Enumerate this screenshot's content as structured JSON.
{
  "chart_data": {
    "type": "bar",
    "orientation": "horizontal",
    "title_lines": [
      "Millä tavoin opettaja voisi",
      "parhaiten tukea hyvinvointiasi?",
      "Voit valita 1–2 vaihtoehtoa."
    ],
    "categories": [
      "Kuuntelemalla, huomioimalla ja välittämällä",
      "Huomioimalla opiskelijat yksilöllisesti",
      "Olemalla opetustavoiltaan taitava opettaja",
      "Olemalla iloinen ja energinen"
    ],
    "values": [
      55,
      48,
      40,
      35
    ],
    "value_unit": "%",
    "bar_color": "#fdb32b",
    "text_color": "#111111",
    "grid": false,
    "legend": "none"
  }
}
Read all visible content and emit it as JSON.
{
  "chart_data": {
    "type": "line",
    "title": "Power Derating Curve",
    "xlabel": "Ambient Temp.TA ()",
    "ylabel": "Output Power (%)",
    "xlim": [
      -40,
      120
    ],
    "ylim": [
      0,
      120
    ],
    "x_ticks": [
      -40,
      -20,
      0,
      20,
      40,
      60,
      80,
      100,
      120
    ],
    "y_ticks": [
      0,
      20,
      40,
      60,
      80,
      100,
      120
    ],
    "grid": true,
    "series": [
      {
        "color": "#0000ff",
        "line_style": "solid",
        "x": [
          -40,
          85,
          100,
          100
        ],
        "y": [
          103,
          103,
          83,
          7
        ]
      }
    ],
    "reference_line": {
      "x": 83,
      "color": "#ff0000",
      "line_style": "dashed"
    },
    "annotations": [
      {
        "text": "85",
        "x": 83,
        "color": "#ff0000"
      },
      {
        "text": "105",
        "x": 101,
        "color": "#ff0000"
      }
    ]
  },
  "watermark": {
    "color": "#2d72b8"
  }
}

# THE PROBLEM:
Copy each record from above without leaving any out.

# ANSWER TO THIS TASK:
Enumerate this screenshot's content as structured JSON.
{
  "chart_data": {
    "type": "bar",
    "orientation": "horizontal",
    "title_lines": [
      "Millä tavoin opettaja voisi",
      "parhaiten tukea hyvinvointiasi?",
      "Voit valita 1–2 vaihtoehtoa."
    ],
    "categories": [
      "Kuuntelemalla, huomioimalla ja välittämällä",
      "Huomioimalla opiskelijat yksilöllisesti",
      "Olemalla opetustavoiltaan taitava opettaja",
      "Olemalla iloinen ja energinen"
    ],
    "values": [
      55,
      48,
      40,
      35
    ],
    "value_unit": "%",
    "bar_color": "#fdb32b",
    "text_color": "#111111",
    "grid": false,
    "legend": "none"
  }
}
Read all visible content and emit it as JSON.
{
  "chart_data": {
    "type": "line",
    "title": "Power Derating Curve",
    "xlabel": "Ambient Temp.TA ()",
    "ylabel": "Output Power (%)",
    "xlim": [
      -40,
      120
    ],
    "ylim": [
      0,
      120
    ],
    "x_ticks": [
      -40,
      -20,
      0,
      20,
      40,
      60,
      80,
      100,
      120
    ],
    "y_ticks": [
      0,
      20,
      40,
      60,
      80,
      100,
      120
    ],
    "grid": true,
    "series": [
      {
        "color": "#0000ff",
        "line_style": "solid",
        "x": [
          -40,
          85,
          100,
          100
        ],
        "y": [
          103,
          103,
          83,
          7
        ]
      }
    ],
    "reference_line": {
      "x": 83,
      "color": "#ff0000",
      "line_style": "dashed"
    },
    "annotations": [
      {
        "text": "85",
        "x": 83,
        "color": "#ff0000"
      },
      {
        "text": "105",
        "x": 101,
        "color": "#ff0000"
      }
    ]
  },
  "watermark": {
    "color": "#2d72b8"
  }
}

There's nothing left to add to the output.